Stored data
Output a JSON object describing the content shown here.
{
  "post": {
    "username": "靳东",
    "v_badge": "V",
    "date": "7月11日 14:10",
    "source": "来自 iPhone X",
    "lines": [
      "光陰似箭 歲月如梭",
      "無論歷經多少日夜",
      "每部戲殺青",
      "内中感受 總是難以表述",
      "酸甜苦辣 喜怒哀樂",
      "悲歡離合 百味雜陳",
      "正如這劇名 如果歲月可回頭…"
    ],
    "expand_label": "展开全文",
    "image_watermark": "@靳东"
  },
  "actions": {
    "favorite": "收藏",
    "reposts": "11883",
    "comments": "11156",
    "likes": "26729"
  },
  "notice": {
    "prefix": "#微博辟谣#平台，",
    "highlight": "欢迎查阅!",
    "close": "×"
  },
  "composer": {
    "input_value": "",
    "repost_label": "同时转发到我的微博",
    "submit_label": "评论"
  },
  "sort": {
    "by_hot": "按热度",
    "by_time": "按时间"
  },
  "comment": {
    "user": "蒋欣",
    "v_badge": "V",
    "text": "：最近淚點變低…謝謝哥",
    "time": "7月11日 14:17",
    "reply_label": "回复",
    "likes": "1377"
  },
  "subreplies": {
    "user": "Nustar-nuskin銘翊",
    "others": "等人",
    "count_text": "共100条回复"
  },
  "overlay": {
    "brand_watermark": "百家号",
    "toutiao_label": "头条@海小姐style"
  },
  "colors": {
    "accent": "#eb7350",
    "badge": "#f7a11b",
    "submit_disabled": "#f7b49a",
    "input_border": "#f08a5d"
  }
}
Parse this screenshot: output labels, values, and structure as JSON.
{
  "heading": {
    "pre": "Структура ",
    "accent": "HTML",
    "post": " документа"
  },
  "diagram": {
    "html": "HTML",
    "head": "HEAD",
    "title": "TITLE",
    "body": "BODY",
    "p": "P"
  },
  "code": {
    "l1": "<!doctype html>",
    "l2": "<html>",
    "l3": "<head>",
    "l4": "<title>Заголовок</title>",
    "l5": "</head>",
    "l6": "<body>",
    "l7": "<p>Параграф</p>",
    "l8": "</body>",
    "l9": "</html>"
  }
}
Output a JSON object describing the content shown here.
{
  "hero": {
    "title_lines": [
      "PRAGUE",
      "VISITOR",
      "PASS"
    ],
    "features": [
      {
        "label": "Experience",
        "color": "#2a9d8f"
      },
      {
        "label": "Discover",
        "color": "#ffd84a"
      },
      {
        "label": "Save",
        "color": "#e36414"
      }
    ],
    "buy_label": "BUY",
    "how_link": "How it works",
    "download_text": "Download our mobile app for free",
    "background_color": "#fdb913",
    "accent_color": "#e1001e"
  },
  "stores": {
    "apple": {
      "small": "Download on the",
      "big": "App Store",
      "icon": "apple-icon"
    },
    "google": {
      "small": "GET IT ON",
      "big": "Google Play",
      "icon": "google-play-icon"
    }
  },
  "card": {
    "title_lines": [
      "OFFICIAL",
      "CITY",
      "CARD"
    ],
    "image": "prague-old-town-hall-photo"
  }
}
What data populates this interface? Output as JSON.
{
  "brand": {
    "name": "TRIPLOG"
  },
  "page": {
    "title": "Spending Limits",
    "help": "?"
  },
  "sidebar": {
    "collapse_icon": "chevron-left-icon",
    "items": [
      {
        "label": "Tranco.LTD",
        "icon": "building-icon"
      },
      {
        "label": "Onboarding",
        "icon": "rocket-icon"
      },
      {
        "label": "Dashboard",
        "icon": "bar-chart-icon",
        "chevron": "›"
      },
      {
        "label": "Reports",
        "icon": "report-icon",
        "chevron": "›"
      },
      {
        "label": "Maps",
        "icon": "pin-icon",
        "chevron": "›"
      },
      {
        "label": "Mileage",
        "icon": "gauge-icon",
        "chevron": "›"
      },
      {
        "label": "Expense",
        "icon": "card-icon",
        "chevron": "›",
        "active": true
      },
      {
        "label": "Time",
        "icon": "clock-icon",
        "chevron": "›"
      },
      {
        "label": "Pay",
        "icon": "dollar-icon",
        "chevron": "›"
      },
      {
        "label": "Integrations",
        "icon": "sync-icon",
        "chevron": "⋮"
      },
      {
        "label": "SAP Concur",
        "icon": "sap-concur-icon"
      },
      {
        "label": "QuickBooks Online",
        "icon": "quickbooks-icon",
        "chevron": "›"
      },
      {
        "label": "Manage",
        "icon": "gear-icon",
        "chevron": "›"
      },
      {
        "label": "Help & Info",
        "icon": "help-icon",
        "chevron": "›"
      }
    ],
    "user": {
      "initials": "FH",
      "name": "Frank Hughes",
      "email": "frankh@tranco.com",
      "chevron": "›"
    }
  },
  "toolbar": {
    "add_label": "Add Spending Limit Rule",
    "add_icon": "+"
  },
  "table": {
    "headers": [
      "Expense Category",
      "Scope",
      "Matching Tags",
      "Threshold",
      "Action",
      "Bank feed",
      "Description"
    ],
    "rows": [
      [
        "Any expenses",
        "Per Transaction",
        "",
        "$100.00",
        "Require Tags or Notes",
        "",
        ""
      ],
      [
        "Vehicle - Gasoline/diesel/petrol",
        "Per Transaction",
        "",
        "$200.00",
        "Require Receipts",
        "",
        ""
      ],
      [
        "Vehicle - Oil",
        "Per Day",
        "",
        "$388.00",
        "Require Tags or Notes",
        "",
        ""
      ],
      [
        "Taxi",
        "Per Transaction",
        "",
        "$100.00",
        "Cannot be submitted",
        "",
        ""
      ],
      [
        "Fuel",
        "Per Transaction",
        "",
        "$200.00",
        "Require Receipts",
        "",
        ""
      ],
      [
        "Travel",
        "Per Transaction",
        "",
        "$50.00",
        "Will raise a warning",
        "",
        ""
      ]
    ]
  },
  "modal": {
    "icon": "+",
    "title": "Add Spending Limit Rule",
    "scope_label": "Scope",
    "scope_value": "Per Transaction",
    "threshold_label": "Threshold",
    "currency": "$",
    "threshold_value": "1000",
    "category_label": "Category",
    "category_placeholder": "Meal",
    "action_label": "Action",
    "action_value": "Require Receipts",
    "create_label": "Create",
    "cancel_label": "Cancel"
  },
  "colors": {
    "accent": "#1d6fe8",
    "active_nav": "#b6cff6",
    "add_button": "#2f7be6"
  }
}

Your task: Select and copy every line of the material that holds the string "Spending".

Result below:
    "title": "Spending Limits",
    "add_label": "Add Spending Limit Rule",
    "title": "Add Spending Limit Rule",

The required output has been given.